:: WRITTEN REQUEST ::
Which lines hold the word "title"? Copy each of them from the material.

:: ENTRIES PROVIDED ::

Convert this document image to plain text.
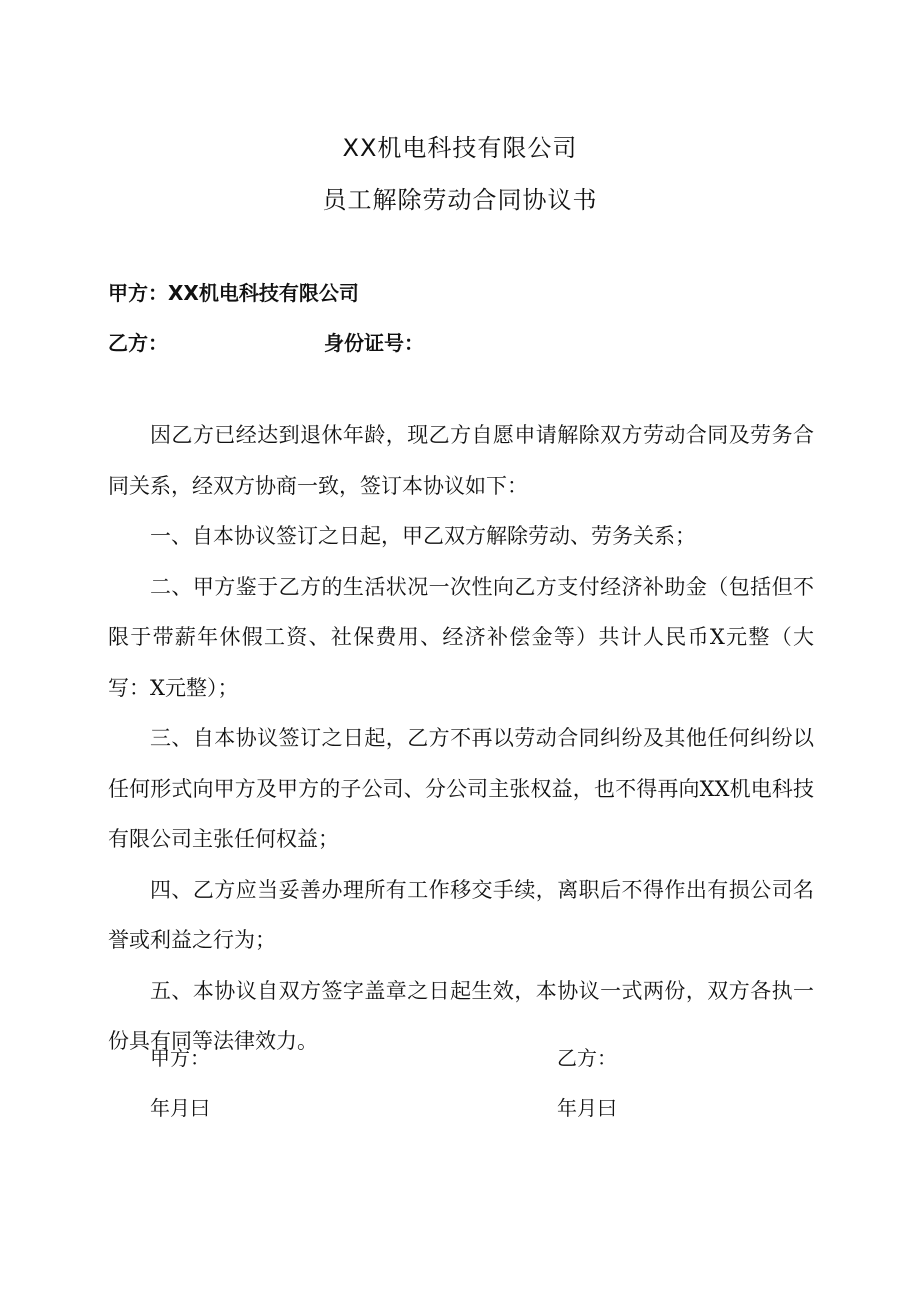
XX机电科技有限公司
员工解除劳动合同协议书
甲方：XX机电科技有限公司
乙方：	身份证号：

因乙方已经达到退休年龄，现乙方自愿申请解除双方劳动合同及劳务合同关系，经双方协商一致，签订本协议如下：

一、自本协议签订之日起，甲乙双方解除劳动、劳务关系；

二、甲方鉴于乙方的生活状况一次性向乙方支付经济补助金（包括但不限于带薪年休假工资、社保费用、经济补偿金等）共计人民币X元整（大写：X元整）；

三、自本协议签订之日起，乙方不再以劳动合同纠纷及其他任何纠纷以任何形式向甲方及甲方的子公司、分公司主张权益，也不得再向XX机电科技有限公司主张任何权益；

四、乙方应当妥善办理所有工作移交手续，离职后不得作出有损公司名誉或利益之行为；

五、本协议自双方签字盖章之日起生效，本协议一式两份，双方各执一份具有同等法律效力。

甲方：	乙方：
年月曰	年月曰
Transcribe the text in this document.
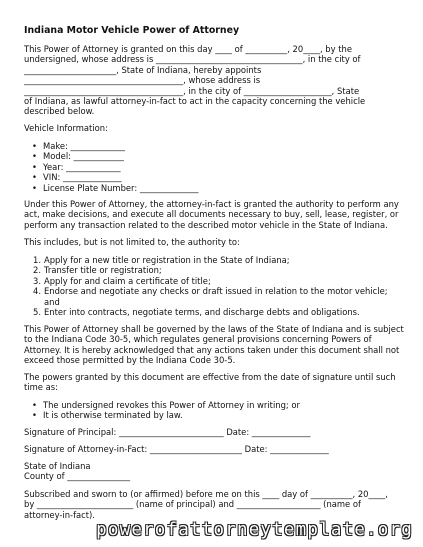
Indiana Motor Vehicle Power of Attorney
This Power of Attorney is granted on this day ____ of __________, 20____, by the
undersigned, whose address is ___________________________________, in the city of
______________________, State of Indiana, hereby appoints
______________________________________, whose address is
______________________________________, in the city of _____________________, State
of Indiana, as lawful attorney-in-fact to act in the capacity concerning the vehicle
described below.
Vehicle Information:
• Make: _____________
• Model: ____________
• Year: _____________
• VIN: ______________
• License Plate Number: ______________
Under this Power of Attorney, the attorney-in-fact is granted the authority to perform any
act, make decisions, and execute all documents necessary to buy, sell, lease, register, or
perform any transaction related to the described motor vehicle in the State of Indiana.
This includes, but is not limited to, the authority to:
1. Apply for a new title or registration in the State of Indiana;
2. Transfer title or registration;
3. Apply for and claim a certificate of title;
4. Endorse and negotiate any checks or draft issued in relation to the motor vehicle;
and
5. Enter into contracts, negotiate terms, and discharge debts and obligations.
This Power of Attorney shall be governed by the laws of the State of Indiana and is subject
to the Indiana Code 30-5, which regulates general provisions concerning Powers of
Attorney. It is hereby acknowledged that any actions taken under this document shall not
exceed those permitted by the Indiana Code 30-5.
The powers granted by this document are effective from the date of signature until such
time as:
• The undersigned revokes this Power of Attorney in writing; or
• It is otherwise terminated by law.
Signature of Principal: _________________________ Date: ______________
Signature of Attorney-in-Fact: ______________________ Date: ______________
State of Indiana
County of _______________
Subscribed and sworn to (or affirmed) before me on this ____ day of __________, 20____,
by _______________________ (name of principal) and ____________________ (name of
attorney-in-fact).
powerofattorneytemplate.org
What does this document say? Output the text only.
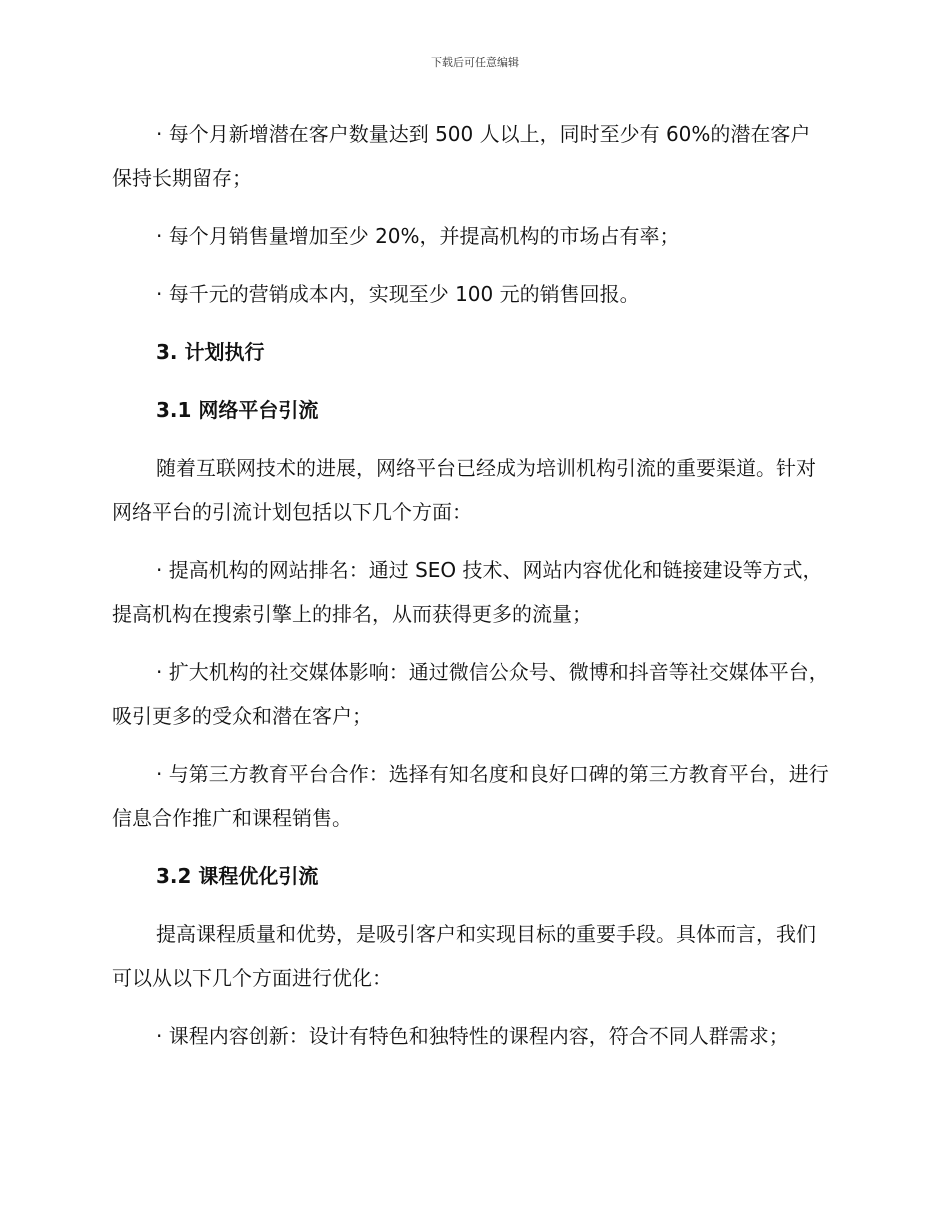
下载后可任意编辑
· 每个月新增潜在客户数量达到 500 人以上，同时至少有 60%的潜在客户保持长期留存；
· 每个月销售量增加至少 20%，并提高机构的市场占有率；
· 每千元的营销成本内，实现至少 100 元的销售回报。
3. 计划执行
3.1 网络平台引流
随着互联网技术的进展，网络平台已经成为培训机构引流的重要渠道。针对网络平台的引流计划包括以下几个方面：
· 提高机构的网站排名：通过 SEO 技术、网站内容优化和链接建设等方式，提高机构在搜索引擎上的排名，从而获得更多的流量；
· 扩大机构的社交媒体影响：通过微信公众号、微博和抖音等社交媒体平台，吸引更多的受众和潜在客户；
· 与第三方教育平台合作：选择有知名度和良好口碑的第三方教育平台，进行信息合作推广和课程销售。
3.2 课程优化引流
提高课程质量和优势，是吸引客户和实现目标的重要手段。具体而言，我们可以从以下几个方面进行优化：
· 课程内容创新：设计有特色和独特性的课程内容，符合不同人群需求；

:: SOLUTION FOR THIS PROBLEM ::
1. Apply for a new title or registration in the State of Indiana;
2. Transfer title or registration;
3. Apply for and claim a certificate of title;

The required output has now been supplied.